Your objective. Scan the data below for the string "royalistes". Show every line where it turns up.

Data for the task.
▽
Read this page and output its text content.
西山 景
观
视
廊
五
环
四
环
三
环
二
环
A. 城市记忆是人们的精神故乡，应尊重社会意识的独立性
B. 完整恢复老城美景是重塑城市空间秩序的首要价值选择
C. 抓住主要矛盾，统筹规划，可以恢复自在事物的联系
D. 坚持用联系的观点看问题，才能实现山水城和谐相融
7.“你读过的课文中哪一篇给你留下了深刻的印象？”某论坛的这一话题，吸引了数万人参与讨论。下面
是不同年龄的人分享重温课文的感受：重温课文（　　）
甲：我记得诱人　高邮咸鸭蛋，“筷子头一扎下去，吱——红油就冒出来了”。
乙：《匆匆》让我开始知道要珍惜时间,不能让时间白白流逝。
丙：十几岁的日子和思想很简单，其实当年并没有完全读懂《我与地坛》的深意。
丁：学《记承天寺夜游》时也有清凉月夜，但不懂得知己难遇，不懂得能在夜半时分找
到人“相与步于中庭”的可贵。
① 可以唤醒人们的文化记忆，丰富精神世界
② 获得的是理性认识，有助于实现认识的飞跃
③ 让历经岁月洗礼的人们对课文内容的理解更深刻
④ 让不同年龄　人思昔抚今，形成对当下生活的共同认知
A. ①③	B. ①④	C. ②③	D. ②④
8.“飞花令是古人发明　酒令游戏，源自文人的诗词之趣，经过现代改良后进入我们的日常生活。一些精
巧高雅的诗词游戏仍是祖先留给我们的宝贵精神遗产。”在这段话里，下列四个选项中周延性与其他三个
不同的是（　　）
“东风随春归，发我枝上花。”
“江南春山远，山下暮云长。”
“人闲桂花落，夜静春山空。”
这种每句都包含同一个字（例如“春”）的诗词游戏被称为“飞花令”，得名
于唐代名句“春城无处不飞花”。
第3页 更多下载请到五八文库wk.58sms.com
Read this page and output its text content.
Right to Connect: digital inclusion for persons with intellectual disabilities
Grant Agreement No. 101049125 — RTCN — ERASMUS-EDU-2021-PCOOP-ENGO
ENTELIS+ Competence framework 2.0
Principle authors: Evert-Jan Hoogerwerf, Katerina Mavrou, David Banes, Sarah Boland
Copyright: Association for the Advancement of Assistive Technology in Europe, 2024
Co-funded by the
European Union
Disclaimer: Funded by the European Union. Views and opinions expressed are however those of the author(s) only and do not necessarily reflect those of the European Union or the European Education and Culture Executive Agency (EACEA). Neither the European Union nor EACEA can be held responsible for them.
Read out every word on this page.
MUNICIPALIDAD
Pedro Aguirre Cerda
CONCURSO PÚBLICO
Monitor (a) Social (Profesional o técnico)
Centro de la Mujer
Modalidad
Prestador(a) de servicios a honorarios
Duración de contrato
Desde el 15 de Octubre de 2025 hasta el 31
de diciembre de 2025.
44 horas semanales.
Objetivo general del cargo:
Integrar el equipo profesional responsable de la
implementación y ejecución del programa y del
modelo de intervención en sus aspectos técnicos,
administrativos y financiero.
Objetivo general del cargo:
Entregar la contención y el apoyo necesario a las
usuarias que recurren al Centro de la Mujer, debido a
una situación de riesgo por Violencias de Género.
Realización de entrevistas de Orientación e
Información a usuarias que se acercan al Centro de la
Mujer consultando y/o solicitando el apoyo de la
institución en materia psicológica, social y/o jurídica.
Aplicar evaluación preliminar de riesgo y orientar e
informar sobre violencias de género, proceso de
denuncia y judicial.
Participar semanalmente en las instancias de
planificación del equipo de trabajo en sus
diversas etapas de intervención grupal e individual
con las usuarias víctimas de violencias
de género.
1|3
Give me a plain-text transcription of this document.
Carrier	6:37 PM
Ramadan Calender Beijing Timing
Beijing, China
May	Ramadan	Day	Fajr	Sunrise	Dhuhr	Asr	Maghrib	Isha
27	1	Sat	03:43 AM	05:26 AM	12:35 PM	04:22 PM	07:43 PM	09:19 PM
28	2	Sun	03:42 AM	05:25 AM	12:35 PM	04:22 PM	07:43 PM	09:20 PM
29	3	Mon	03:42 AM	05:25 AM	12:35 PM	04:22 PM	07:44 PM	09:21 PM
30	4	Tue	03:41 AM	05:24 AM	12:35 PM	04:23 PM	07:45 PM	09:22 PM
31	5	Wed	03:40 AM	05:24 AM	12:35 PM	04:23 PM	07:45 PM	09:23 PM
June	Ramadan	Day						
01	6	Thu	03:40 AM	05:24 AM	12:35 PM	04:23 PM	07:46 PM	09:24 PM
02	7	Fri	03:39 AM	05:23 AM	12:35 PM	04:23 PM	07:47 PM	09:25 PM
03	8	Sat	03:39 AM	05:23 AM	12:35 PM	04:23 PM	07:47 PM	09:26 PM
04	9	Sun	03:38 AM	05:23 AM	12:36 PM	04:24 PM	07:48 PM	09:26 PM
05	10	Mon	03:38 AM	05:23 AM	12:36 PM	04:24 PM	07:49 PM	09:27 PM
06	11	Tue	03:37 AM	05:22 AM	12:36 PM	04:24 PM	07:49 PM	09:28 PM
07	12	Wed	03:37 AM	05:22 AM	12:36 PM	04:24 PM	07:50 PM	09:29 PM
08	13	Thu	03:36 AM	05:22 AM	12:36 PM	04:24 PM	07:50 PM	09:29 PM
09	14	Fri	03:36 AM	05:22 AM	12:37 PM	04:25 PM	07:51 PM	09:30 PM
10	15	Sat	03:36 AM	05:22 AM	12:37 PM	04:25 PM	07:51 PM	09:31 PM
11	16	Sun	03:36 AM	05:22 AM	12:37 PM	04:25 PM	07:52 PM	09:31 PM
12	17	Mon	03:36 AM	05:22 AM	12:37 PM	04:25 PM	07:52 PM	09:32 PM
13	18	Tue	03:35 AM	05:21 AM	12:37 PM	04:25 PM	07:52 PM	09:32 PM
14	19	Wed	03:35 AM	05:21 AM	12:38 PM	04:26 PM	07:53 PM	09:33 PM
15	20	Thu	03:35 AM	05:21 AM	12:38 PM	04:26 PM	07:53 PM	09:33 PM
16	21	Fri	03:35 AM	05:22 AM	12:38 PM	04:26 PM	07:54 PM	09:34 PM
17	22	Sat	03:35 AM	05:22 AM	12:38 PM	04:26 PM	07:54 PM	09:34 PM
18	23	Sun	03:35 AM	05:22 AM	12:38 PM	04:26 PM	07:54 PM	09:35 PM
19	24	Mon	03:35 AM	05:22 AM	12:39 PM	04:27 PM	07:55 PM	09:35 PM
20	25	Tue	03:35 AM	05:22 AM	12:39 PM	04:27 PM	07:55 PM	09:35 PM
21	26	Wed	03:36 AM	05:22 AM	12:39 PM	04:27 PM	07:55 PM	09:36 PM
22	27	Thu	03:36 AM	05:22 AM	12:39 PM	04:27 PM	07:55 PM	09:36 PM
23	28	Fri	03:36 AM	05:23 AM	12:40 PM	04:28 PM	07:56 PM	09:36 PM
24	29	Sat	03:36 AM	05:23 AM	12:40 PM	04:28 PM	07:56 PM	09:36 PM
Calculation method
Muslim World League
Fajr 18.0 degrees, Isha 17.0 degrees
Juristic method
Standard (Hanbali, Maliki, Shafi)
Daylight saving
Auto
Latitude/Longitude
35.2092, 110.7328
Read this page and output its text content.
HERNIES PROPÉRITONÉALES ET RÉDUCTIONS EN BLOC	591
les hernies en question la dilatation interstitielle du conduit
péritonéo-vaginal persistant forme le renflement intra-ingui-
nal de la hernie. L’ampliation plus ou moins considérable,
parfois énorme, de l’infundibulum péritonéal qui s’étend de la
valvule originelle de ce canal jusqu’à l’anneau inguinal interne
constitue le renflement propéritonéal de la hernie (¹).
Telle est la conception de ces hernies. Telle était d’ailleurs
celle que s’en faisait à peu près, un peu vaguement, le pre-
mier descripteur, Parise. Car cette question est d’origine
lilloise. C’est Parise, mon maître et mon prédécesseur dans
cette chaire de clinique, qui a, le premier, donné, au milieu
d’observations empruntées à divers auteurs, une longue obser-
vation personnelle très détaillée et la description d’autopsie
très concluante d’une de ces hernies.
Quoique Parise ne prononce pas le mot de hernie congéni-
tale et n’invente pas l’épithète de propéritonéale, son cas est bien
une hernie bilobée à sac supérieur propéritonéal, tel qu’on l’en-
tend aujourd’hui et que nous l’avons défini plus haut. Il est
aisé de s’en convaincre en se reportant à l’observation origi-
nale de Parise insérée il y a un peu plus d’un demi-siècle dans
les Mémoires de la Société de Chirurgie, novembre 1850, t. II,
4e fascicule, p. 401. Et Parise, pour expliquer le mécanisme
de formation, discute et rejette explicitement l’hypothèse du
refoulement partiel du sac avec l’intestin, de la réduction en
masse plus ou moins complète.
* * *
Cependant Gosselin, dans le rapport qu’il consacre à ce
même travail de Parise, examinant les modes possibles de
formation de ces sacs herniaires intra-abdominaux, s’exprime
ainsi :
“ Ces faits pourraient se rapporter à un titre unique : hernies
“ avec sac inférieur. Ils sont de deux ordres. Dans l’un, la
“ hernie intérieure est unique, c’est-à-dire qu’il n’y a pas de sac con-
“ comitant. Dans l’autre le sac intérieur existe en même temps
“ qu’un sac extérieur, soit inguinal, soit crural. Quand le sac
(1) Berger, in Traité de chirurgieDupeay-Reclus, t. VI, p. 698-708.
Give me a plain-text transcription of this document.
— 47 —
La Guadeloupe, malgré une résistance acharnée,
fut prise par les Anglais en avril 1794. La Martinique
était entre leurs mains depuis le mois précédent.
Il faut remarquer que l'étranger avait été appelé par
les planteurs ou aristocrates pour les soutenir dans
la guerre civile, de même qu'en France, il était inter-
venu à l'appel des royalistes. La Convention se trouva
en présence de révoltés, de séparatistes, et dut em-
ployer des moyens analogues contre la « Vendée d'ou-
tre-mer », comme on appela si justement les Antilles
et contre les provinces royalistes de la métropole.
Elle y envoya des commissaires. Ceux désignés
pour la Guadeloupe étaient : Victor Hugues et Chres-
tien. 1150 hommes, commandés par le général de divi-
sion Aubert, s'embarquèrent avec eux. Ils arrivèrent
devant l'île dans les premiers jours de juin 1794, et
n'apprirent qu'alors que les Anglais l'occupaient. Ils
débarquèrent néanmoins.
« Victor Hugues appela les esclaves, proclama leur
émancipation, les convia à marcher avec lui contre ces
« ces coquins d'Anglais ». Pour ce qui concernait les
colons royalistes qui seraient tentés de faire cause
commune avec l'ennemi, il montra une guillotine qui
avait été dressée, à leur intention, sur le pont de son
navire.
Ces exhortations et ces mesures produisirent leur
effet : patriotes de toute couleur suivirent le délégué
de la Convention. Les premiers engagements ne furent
△
Reply to the exercise.
venu à l'appel des royalistes. La Convention se trouva
et contre les provinces royalistes de la métropole.
colons royalistes qui seraient tentés de faire cause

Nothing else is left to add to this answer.